┏━━

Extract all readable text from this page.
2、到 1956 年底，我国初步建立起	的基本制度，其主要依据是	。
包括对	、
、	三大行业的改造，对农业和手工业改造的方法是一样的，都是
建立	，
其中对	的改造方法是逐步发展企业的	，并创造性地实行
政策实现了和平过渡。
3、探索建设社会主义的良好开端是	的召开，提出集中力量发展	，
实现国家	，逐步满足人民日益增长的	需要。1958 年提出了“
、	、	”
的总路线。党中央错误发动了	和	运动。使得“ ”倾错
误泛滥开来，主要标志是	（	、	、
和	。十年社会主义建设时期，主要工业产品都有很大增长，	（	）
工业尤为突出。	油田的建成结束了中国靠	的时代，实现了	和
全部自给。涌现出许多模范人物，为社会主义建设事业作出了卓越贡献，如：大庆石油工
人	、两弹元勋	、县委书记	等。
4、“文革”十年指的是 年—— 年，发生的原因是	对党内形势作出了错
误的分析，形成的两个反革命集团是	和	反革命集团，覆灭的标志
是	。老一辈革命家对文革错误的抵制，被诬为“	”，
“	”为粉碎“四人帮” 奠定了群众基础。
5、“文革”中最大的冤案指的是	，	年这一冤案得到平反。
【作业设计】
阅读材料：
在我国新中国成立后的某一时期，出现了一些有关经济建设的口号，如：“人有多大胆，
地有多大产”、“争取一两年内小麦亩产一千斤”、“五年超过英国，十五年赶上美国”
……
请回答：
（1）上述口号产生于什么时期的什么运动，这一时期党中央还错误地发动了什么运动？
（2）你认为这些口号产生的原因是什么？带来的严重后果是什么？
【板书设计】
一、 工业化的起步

┗━━

◆ Exercise requirements ◆
Each line of the listing should be copied exactly.

◆ Finished exercise ◆
Extract all readable text from this page.
2、到 1956 年底，我国初步建立起	的基本制度，其主要依据是	。
包括对	、
、	三大行业的改造，对农业和手工业改造的方法是一样的，都是
建立	，
其中对	的改造方法是逐步发展企业的	，并创造性地实行
政策实现了和平过渡。
3、探索建设社会主义的良好开端是	的召开，提出集中力量发展	，
实现国家	，逐步满足人民日益增长的	需要。1958 年提出了“
、	、	”
的总路线。党中央错误发动了	和	运动。使得“ ”倾错
误泛滥开来，主要标志是	（	、	、
和	。十年社会主义建设时期，主要工业产品都有很大增长，	（	）
工业尤为突出。	油田的建成结束了中国靠	的时代，实现了	和
全部自给。涌现出许多模范人物，为社会主义建设事业作出了卓越贡献，如：大庆石油工
人	、两弹元勋	、县委书记	等。
4、“文革”十年指的是 年—— 年，发生的原因是	对党内形势作出了错
误的分析，形成的两个反革命集团是	和	反革命集团，覆灭的标志
是	。老一辈革命家对文革错误的抵制，被诬为“	”，
“	”为粉碎“四人帮” 奠定了群众基础。
5、“文革”中最大的冤案指的是	，	年这一冤案得到平反。
【作业设计】
阅读材料：
在我国新中国成立后的某一时期，出现了一些有关经济建设的口号，如：“人有多大胆，
地有多大产”、“争取一两年内小麦亩产一千斤”、“五年超过英国，十五年赶上美国”
……
请回答：
（1）上述口号产生于什么时期的什么运动，这一时期党中央还错误地发动了什么运动？
（2）你认为这些口号产生的原因是什么？带来的严重后果是什么？
【板书设计】
一、 工业化的起步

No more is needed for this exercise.